Dunia ini adalah kehendak untuk berkuasa – dan tidak ada yang lainnya! Kaulah sendiri yang menjadi kehendak untuk berkuasa ini – dan tidak ada lagi yang lainnya!

Dari kesimpulan Nietzsche mengenai “Will to Power” adalah bahwa manusia terdorong oleh suatu “kehendak untuk berkuasa”. Dengan kata lain, jantung pergerakan tindakan yang dilakukan manusia tidak lepas dari suatu kehendak. Gagasan-gagasan ini juga meliputi beberapa aspek perasaan kerendahan hati, cinta, dan kewelas asihan (keibaan, compassion). Tetapi, fakta yang sebenarnya memperlihatkan bahwa hal ini tak lebih hanyalah suatu penyamaran yang cerdik dari Will to Power.[7] Dengan demikian, suatu konsep “Will to Power” dapat menjadi tolak ukur untuk memahami motif suatu tindakan sosial[8] yang dilakukan oleh seseorang dalam mencapai tujuan tertentu.

* _Data yang Diberikan_:
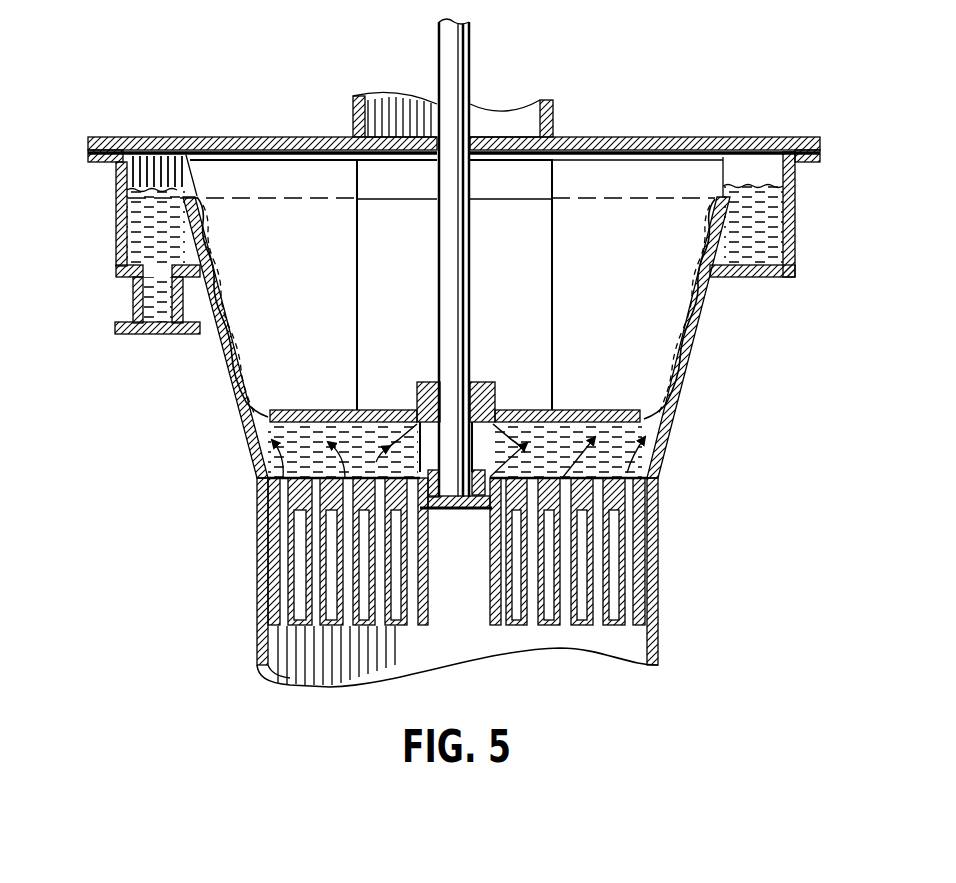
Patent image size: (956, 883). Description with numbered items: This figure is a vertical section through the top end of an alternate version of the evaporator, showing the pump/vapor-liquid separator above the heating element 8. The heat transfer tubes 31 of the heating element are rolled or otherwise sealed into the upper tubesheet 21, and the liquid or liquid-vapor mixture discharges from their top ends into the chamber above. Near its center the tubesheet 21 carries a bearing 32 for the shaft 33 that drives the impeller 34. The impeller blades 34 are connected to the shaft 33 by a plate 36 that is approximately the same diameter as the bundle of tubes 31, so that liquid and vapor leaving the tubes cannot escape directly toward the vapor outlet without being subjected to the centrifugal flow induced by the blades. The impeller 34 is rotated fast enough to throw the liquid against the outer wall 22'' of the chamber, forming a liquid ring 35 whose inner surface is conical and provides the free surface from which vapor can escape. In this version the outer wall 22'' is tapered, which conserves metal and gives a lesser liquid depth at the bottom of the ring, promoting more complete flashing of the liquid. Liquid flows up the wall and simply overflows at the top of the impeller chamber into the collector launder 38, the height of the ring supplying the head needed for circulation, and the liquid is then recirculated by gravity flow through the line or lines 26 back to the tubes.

The heating element 8 is at (257, 573).
The upper tubesheet 21 is at (268, 490).
The tapered outer wall 22'' is at (437, 314).
The recycle line 26 is at (166, 334).
The heat transfer tubes 31 is at (492, 597).
The bearing 32 is at (437, 509).
The shaft 33 is at (466, 60).
The impeller 34 is at (340, 236).
The liquid ring 35 is at (236, 305).
The plate 36 is at (533, 410).
The collector launder 38 is at (795, 218).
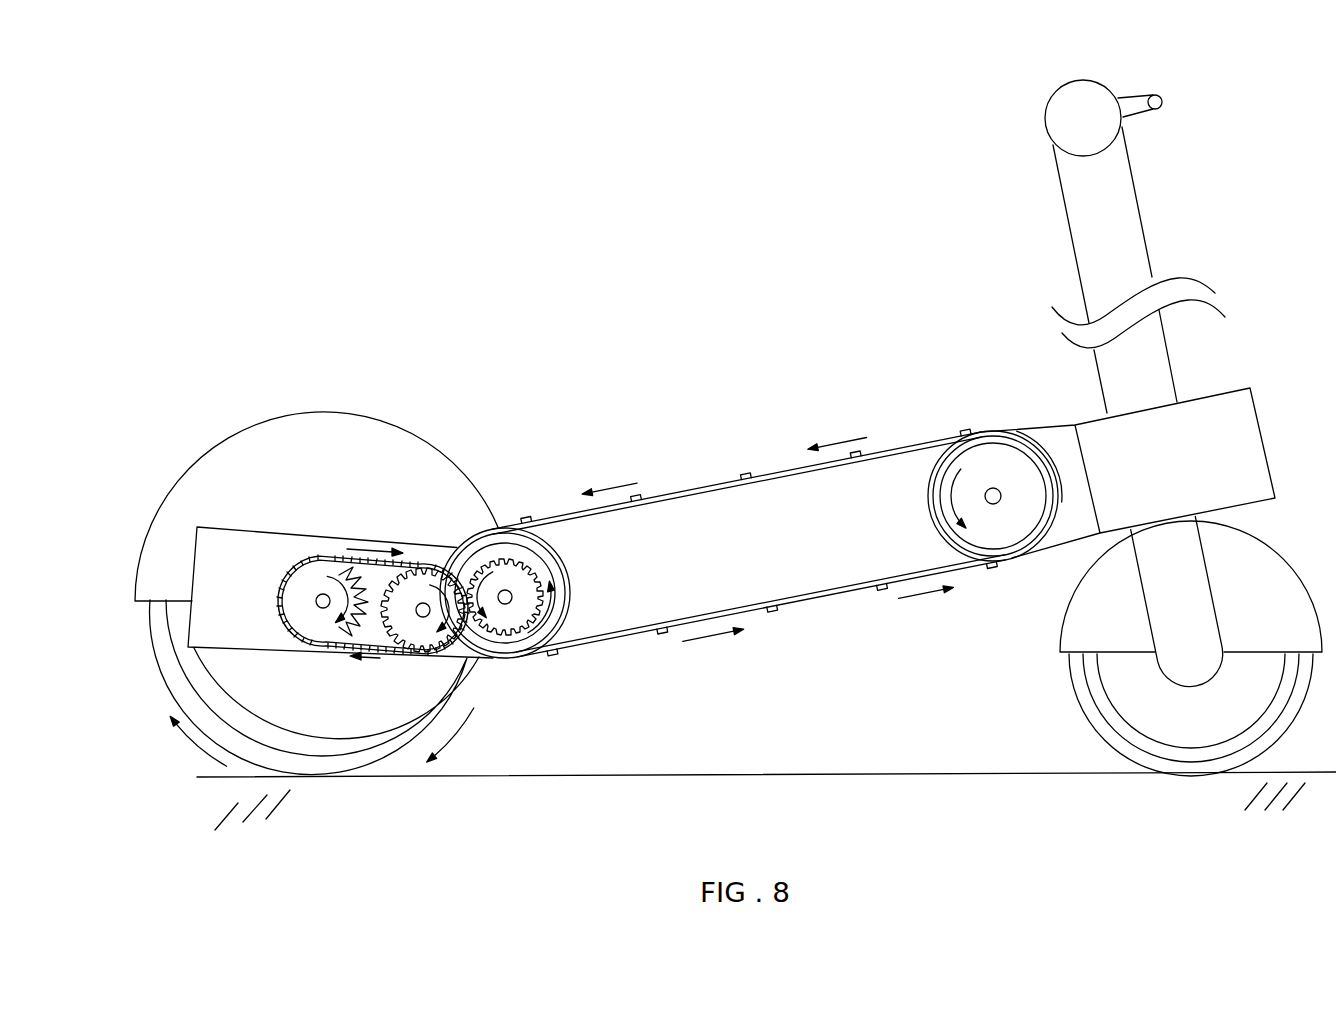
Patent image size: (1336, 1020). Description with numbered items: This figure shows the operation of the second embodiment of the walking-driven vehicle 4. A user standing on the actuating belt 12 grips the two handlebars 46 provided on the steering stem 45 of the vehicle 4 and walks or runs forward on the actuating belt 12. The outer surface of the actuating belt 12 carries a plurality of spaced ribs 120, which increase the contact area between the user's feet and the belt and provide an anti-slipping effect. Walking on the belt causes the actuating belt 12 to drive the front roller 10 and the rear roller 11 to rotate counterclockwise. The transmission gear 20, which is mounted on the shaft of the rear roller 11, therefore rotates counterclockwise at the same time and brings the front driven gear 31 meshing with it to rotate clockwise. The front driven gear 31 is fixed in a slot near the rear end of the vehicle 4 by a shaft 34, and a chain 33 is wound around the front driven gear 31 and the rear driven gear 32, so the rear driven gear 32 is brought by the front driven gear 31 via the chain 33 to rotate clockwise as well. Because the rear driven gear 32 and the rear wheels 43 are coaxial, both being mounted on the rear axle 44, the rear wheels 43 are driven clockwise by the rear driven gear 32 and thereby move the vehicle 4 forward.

The vehicle 4 is at (820, 630).
The front roller 10 is at (1003, 533).
The rear roller 11 is at (542, 565).
The actuating belt 12 is at (778, 478).
The spaced ribs 120 is at (955, 435).
The transmission gear 20 is at (505, 560).
The front driven gear 31 is at (416, 590).
The rear driven gear 32 is at (302, 592).
The chain 33 is at (360, 563).
The shaft 34 is at (424, 618).
The rear wheels 43 is at (182, 683).
The rear axle 44 is at (323, 612).
The steering stem 45 is at (1117, 248).
The handlebars 46 is at (1060, 120).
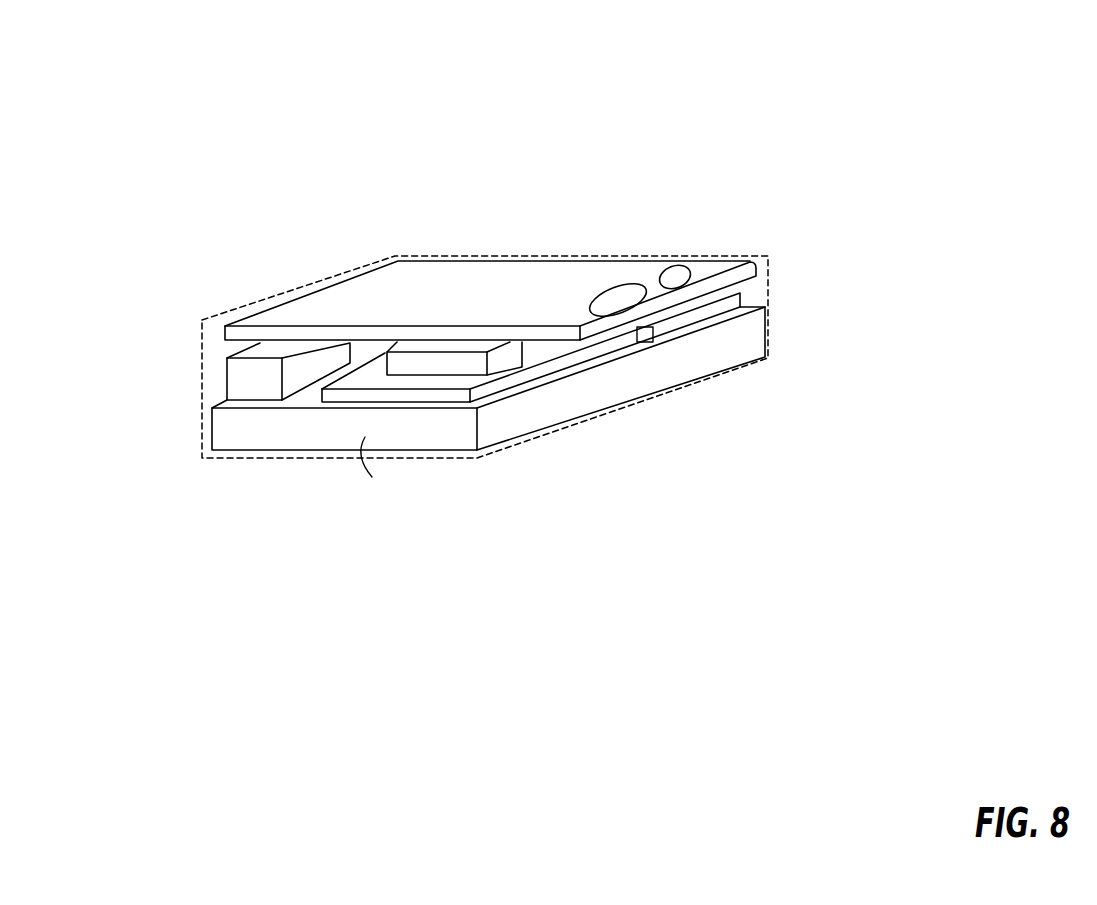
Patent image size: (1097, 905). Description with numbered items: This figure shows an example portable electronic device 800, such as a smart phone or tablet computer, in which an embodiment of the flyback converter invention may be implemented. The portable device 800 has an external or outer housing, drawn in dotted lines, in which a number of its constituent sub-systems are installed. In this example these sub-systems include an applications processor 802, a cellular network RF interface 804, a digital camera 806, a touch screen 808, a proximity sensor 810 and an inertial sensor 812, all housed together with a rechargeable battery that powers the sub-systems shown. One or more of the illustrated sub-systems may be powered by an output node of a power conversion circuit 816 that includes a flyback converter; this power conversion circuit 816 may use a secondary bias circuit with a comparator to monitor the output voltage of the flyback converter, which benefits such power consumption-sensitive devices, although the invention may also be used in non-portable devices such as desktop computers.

The portable electronic device 800 is at (131, 70).
The applications processor 802 is at (528, 379).
The cellular network RF interface 804 is at (246, 376).
The digital camera 806 is at (768, 267).
The touch screen 808 is at (626, 270).
The proximity sensor 810 is at (612, 289).
The inertial sensor 812 is at (425, 356).
The power conversion circuit 816 is at (674, 324).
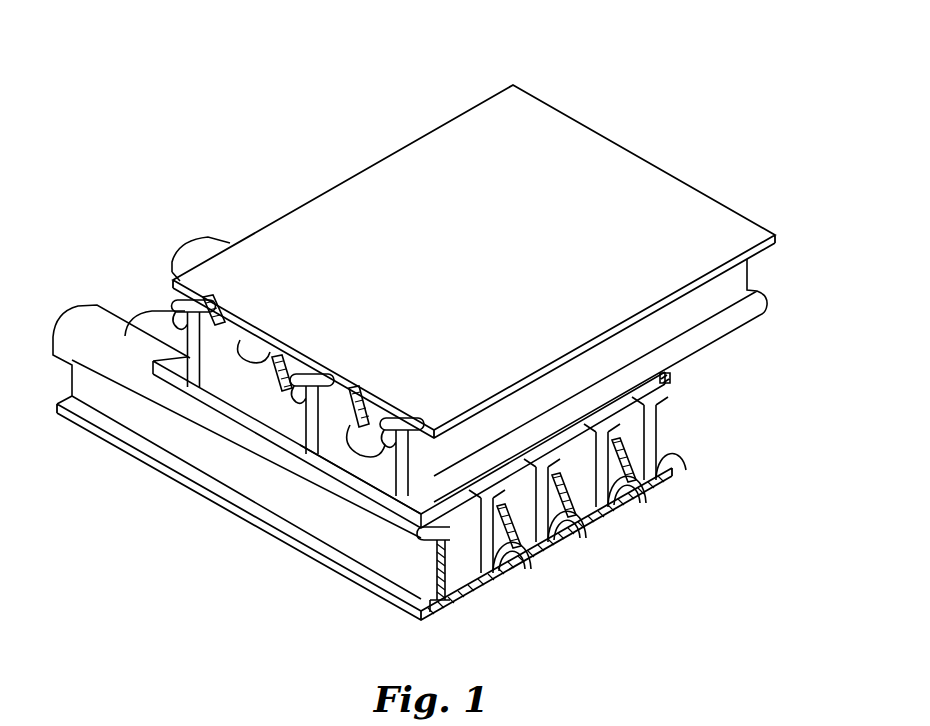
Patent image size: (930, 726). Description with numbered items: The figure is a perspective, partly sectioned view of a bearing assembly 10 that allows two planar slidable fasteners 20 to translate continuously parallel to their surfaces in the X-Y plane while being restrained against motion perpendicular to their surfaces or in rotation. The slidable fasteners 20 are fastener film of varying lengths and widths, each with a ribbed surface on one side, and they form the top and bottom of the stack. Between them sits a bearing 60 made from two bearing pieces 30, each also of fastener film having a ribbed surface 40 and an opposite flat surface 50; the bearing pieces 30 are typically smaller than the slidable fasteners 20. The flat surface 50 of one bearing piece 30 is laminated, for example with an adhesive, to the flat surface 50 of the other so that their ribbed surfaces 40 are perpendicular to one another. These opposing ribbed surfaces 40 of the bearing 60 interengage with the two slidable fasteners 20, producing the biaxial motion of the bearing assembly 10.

The bearing assembly 10 is at (644, 101).
The slidable fastener 20 is at (677, 168).
The bearing piece 30 is at (674, 451).
The ribbed surface 40 is at (647, 473).
The flat surface 50 is at (667, 377).
The bearing 60 is at (348, 482).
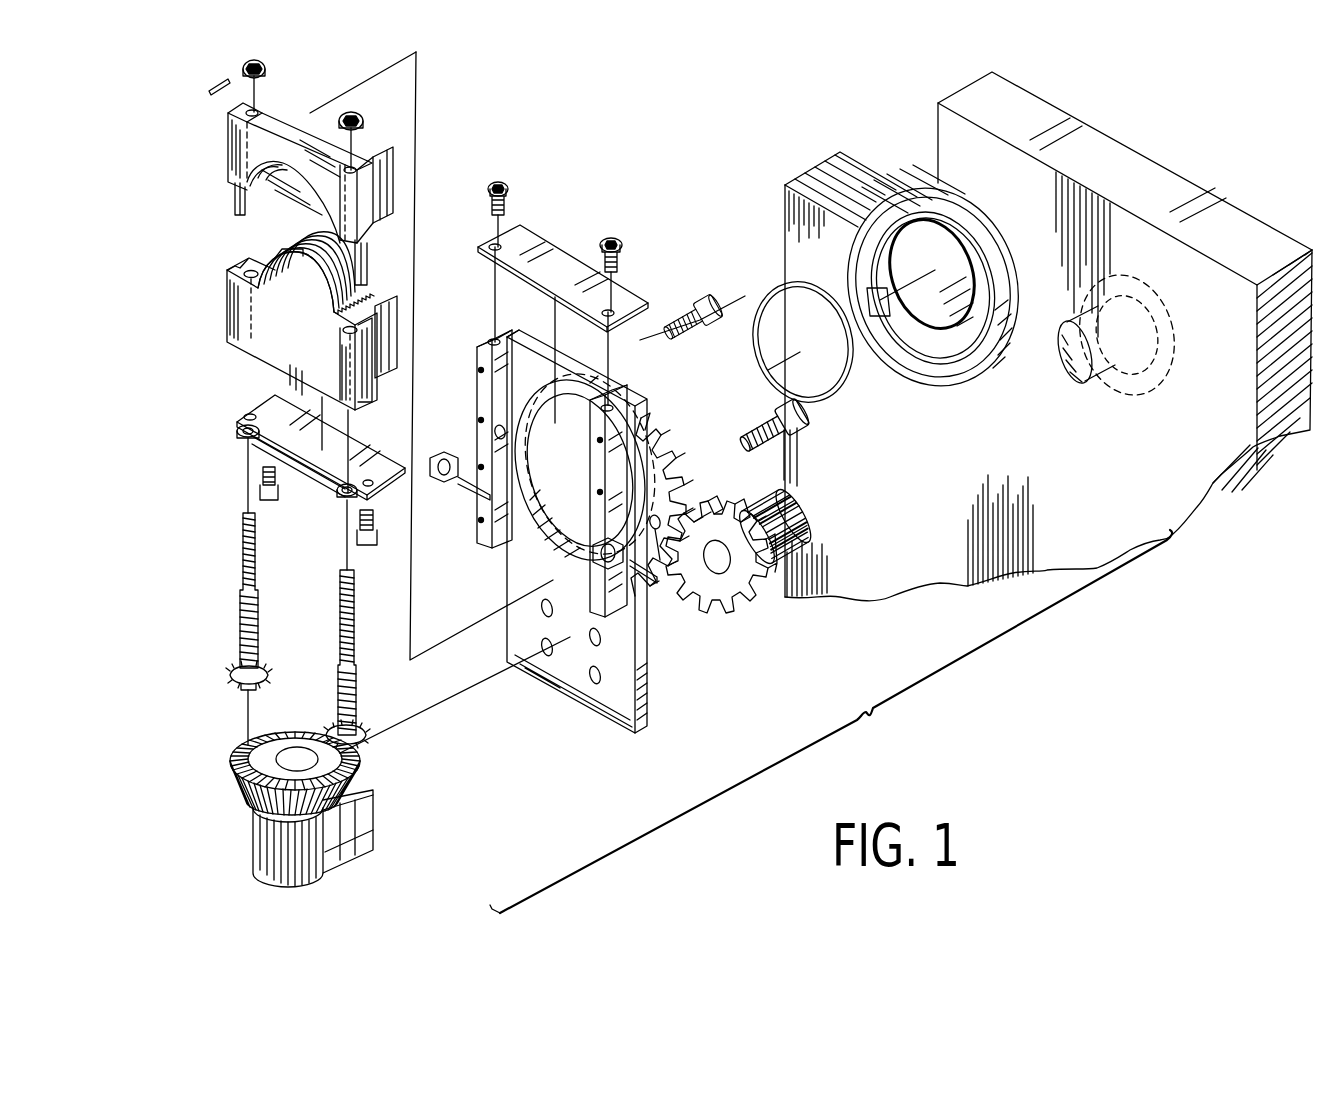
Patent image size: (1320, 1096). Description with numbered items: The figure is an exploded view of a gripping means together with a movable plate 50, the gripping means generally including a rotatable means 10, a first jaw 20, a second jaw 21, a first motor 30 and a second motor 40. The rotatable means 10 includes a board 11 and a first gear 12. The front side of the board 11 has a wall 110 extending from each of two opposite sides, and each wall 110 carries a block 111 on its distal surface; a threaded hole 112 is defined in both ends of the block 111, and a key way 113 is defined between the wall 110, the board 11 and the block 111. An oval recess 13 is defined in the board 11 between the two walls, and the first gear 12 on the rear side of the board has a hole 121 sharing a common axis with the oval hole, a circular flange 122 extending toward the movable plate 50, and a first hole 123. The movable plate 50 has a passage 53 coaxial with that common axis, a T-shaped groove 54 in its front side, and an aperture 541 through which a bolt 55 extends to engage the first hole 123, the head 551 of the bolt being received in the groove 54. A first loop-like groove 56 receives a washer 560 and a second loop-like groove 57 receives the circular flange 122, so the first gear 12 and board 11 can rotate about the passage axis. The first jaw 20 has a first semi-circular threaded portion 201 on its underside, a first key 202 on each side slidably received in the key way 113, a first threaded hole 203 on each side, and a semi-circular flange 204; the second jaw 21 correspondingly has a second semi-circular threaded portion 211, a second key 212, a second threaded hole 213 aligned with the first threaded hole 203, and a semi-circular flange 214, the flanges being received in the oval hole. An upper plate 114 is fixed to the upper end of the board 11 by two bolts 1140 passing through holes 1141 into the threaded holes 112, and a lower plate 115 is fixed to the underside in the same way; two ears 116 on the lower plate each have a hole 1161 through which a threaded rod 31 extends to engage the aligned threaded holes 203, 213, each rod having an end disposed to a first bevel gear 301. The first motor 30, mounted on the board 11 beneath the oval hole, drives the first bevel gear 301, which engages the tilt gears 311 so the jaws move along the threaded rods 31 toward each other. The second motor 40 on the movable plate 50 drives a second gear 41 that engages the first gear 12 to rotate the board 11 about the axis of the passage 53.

* _Tujuan_:
1) Apakah setiap pernyataan berikut sesuai dengan bacaan tentang Will to Power? Jawab ya atau tidak, lalu kutip kata-kata bacaan yang menentukannya. (a) Menurut Nietzsche, manusia terdorong oleh kehendak untuk berkuasa. (b) Dunia disebut terdiri atas kehendak untuk berkuasa dan juga hal-hal lain. (c) Konsep Will to Power dapat menjadi tolok ukur untuk memahami motif tindakan sosial.
2) Menurut bacaan tentang Will to Power, jantung pergerakan tindakan manusia tidak lepas dari apa?
3) Tuliskan kelanjutan bacaan tentang Will to Power, dimulai setelah kalimat terakhirnya.
Catatan di atas sama sekali tidak digunakan dalam pengerjaan.

* _Jawaban Soal_:
1)
(a) Ya: "manusia terdorong oleh suatu “kehendak untuk berkuasa”"
(b) Tidak: "Dunia ini adalah kehendak untuk berkuasa – dan tidak ada yang lainnya!"
(c) Ya: "suatu konsep “Will to Power” dapat menjadi tolak ukur untuk memahami motif suatu tindakan sosial"

2) Jantung pergerakan tindakan manusia tidak lepas dari suatu kehendak.

3)
Dengan konsep yang berbahaya inilah, pada akhirnya melahirkan para pemikir yang berkutat pada “idealisme” dalam menuliskan buah pikiran maupun dalam tindakannya (tidak lepas dari pengaruh Nietzsche). Hal ini bersandar pada salah satu pendapat Nietzsche, “Sikap mengidam-idamkan kekuasaan telah mengalami berbagai perubahan selama berabad-abad, tetapi sumbernya tetap saja kawah yang sama… Suatu yang pada zaman dahulu dilakukan orang “demi Tuhan”, sekarang ini kita lakukan demi uang… inilah yang saat ini menciptakan kepuasaan terutama atas kekuasaan.” (Die Morgenrote, The Dawn, 204).

The Superman
Apa yang dimaksudkan Nietzsche mengenai “manusia super” bukanlah sesosok Supermen yang ada pada tataran fiksi dalam beberapa film maupun juga kartun yang ada saat ini. Adapun Superman yang dalam tokoh fiksi bisa terbang, memiliki kekuatan, kecepatan dan ketahanan melebihi anak-anak biasa.[9] Hal ini sama sekali tidak sesuai dengan apa yang digambarkan Nietzsche.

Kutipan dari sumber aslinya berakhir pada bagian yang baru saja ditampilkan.